Your objective: Write out each line exactly as it stands, please.

Extracted entries:
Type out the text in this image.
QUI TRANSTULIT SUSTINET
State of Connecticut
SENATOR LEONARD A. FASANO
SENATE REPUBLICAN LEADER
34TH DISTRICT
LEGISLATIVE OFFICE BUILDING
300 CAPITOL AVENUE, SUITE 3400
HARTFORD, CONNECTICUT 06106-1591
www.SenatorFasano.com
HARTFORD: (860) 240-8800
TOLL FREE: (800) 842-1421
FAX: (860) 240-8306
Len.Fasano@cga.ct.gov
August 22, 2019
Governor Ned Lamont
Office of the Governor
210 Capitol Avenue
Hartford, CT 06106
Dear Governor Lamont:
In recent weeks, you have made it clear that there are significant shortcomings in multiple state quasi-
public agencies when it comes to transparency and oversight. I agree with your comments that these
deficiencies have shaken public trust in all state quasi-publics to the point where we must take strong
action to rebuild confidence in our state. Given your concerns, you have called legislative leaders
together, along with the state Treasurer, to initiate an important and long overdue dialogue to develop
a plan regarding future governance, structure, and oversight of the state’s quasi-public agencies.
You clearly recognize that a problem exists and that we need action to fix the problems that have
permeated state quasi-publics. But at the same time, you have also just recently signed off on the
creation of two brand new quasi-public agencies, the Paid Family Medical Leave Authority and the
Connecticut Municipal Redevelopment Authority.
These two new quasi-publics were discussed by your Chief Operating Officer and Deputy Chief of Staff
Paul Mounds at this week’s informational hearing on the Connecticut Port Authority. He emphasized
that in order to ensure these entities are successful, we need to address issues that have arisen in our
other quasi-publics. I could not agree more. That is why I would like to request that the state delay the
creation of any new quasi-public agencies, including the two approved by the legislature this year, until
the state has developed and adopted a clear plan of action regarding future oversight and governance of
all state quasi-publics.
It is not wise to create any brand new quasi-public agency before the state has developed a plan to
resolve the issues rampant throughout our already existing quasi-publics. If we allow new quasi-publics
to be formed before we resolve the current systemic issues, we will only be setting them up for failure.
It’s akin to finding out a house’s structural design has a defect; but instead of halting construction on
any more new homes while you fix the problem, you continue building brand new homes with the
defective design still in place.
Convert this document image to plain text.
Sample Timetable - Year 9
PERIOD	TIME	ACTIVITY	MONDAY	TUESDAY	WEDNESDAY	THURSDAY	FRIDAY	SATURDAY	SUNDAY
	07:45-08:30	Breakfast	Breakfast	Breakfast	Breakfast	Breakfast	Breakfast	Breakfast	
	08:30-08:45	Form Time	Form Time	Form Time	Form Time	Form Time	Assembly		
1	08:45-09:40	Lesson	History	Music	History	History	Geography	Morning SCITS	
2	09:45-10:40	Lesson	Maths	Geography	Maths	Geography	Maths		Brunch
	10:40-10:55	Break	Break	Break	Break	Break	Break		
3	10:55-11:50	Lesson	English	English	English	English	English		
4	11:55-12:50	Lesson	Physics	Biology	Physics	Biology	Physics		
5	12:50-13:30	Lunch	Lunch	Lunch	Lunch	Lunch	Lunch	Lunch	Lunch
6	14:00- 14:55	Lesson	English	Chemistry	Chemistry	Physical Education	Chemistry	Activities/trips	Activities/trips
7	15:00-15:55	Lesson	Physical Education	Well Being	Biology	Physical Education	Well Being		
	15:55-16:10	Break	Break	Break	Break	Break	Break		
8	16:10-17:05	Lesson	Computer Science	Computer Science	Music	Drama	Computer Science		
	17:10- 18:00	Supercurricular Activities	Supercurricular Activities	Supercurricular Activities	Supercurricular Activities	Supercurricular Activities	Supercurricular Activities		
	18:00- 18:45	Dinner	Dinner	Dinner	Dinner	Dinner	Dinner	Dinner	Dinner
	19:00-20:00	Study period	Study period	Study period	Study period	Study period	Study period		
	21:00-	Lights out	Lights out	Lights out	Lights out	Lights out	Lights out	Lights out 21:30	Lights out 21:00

Written response:
Type out the text in this image.
QUI TRANSTULIT SUSTINET
State of Connecticut
SENATOR LEONARD A. FASANO
SENATE REPUBLICAN LEADER
34TH DISTRICT
LEGISLATIVE OFFICE BUILDING
300 CAPITOL AVENUE, SUITE 3400
HARTFORD, CONNECTICUT 06106-1591
www.SenatorFasano.com
HARTFORD: (860) 240-8800
TOLL FREE: (800) 842-1421
FAX: (860) 240-8306
Len.Fasano@cga.ct.gov
August 22, 2019
Governor Ned Lamont
Office of the Governor
210 Capitol Avenue
Hartford, CT 06106
Dear Governor Lamont:
In recent weeks, you have made it clear that there are significant shortcomings in multiple state quasi-
public agencies when it comes to transparency and oversight. I agree with your comments that these
deficiencies have shaken public trust in all state quasi-publics to the point where we must take strong
action to rebuild confidence in our state. Given your concerns, you have called legislative leaders
together, along with the state Treasurer, to initiate an important and long overdue dialogue to develop
a plan regarding future governance, structure, and oversight of the state’s quasi-public agencies.
You clearly recognize that a problem exists and that we need action to fix the problems that have
permeated state quasi-publics. But at the same time, you have also just recently signed off on the
creation of two brand new quasi-public agencies, the Paid Family Medical Leave Authority and the
Connecticut Municipal Redevelopment Authority.
These two new quasi-publics were discussed by your Chief Operating Officer and Deputy Chief of Staff
Paul Mounds at this week’s informational hearing on the Connecticut Port Authority. He emphasized
that in order to ensure these entities are successful, we need to address issues that have arisen in our
other quasi-publics. I could not agree more. That is why I would like to request that the state delay the
creation of any new quasi-public agencies, including the two approved by the legislature this year, until
the state has developed and adopted a clear plan of action regarding future oversight and governance of
all state quasi-publics.
It is not wise to create any brand new quasi-public agency before the state has developed a plan to
resolve the issues rampant throughout our already existing quasi-publics. If we allow new quasi-publics
to be formed before we resolve the current systemic issues, we will only be setting them up for failure.
It’s akin to finding out a house’s structural design has a defect; but instead of halting construction on
any more new homes while you fix the problem, you continue building brand new homes with the
defective design still in place.
Convert this document image to plain text.
Sample Timetable - Year 9
PERIOD	TIME	ACTIVITY	MONDAY	TUESDAY	WEDNESDAY	THURSDAY	FRIDAY	SATURDAY	SUNDAY
	07:45-08:30	Breakfast	Breakfast	Breakfast	Breakfast	Breakfast	Breakfast	Breakfast	
	08:30-08:45	Form Time	Form Time	Form Time	Form Time	Form Time	Assembly		
1	08:45-09:40	Lesson	History	Music	History	History	Geography	Morning SCITS	
2	09:45-10:40	Lesson	Maths	Geography	Maths	Geography	Maths		Brunch
	10:40-10:55	Break	Break	Break	Break	Break	Break		
3	10:55-11:50	Lesson	English	English	English	English	English		
4	11:55-12:50	Lesson	Physics	Biology	Physics	Biology	Physics		
5	12:50-13:30	Lunch	Lunch	Lunch	Lunch	Lunch	Lunch	Lunch	Lunch
6	14:00- 14:55	Lesson	English	Chemistry	Chemistry	Physical Education	Chemistry	Activities/trips	Activities/trips
7	15:00-15:55	Lesson	Physical Education	Well Being	Biology	Physical Education	Well Being		
	15:55-16:10	Break	Break	Break	Break	Break	Break		
8	16:10-17:05	Lesson	Computer Science	Computer Science	Music	Drama	Computer Science		
	17:10- 18:00	Supercurricular Activities	Supercurricular Activities	Supercurricular Activities	Supercurricular Activities	Supercurricular Activities	Supercurricular Activities		
	18:00- 18:45	Dinner	Dinner	Dinner	Dinner	Dinner	Dinner	Dinner	Dinner
	19:00-20:00	Study period	Study period	Study period	Study period	Study period	Study period		
	21:00-	Lights out	Lights out	Lights out	Lights out	Lights out	Lights out	Lights out 21:30	Lights out 21:00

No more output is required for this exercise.